TASK DIRECTIONS: Search the entries for the word "acceleration" and pull out each line that has it.

RECORDS TO PROCESS:

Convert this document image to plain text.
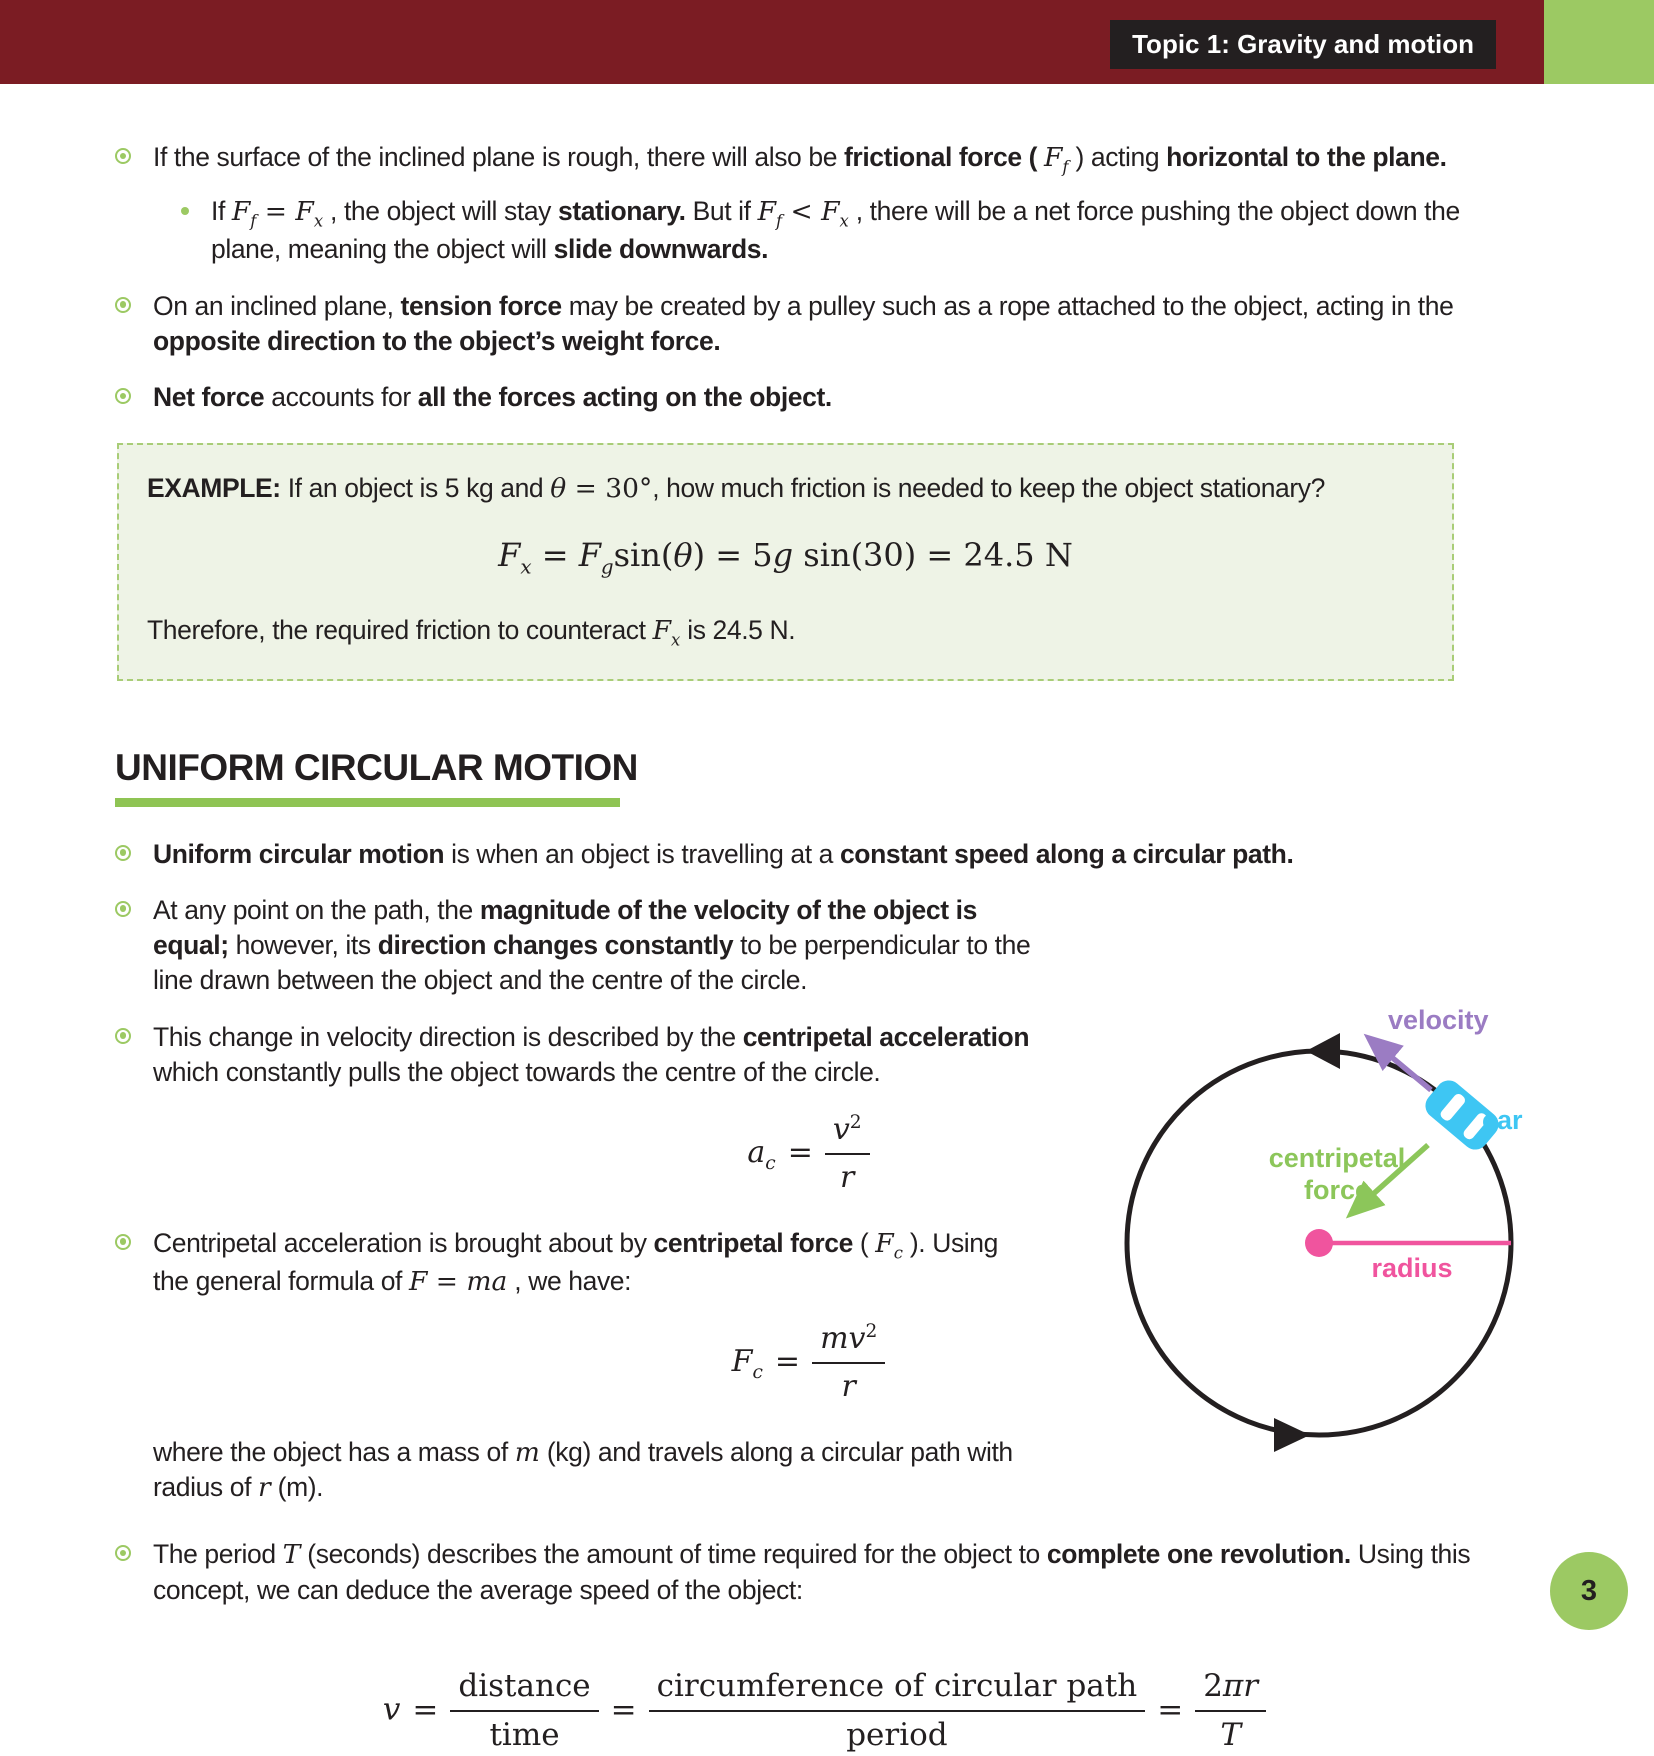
Topic 1: Gravity and motion
If the surface of the inclined plane is rough, there will also be frictional force ( $F_f$ ) acting horizontal to the plane.
If $F_f = F_x$ , the object will stay stationary. But if $F_f < F_x$ , there will be a net force pushing the object down the plane, meaning the object will slide downwards.
On an inclined plane, tension force may be created by a pulley such as a rope attached to the object, acting in the opposite direction to the object’s weight force.
Net force accounts for all the forces acting on the object.
EXAMPLE: If an object is 5 kg and θ = 30°, how much friction is needed to keep the object stationary?
$F_x = F_g\sin(\theta) = 5g$ sin(30) = 24.5 N
Therefore, the required friction to counteract $F_x$ is 24.5 N.
UNIFORM CIRCULAR MOTION
Uniform circular motion is when an object is travelling at a constant speed along a circular path.
radius
centripetal
force
velocity
car
At any point on the path, the magnitude of the velocity of the object is equal; however, its direction changes constantly to be perpendicular to the line drawn between the object and the centre of the circle.
This change in velocity direction is described by the centripetal acceleration which constantly pulls the object towards the centre of the circle.
$a_c = \frac{v^2}{r}$
Centripetal acceleration is brought about by centripetal force ( $F_c$ ). Using the general formula of F = ma , we have:
$F_c = \frac{mv^2}{r}$
where the object has a mass of m (kg) and travels along a circular path with radius of r (m).
The period T (seconds) describes the amount of time required for the object to complete one revolution. Using this concept, we can deduce the average speed of the object:
$v = \frac{\text{distance}}{\text{time}} = \frac{\text{circumference of circular path}}{\text{period}} = \frac{2\pi r}{T}$
3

PROBLEM SOLUTION:
This change in velocity direction is described by the centripetal acceleration which constantly pulls the object towards the centre of the circle.
Centripetal acceleration is brought about by centripetal force ( $F_c$ ). Using the general formula of F = ma , we have:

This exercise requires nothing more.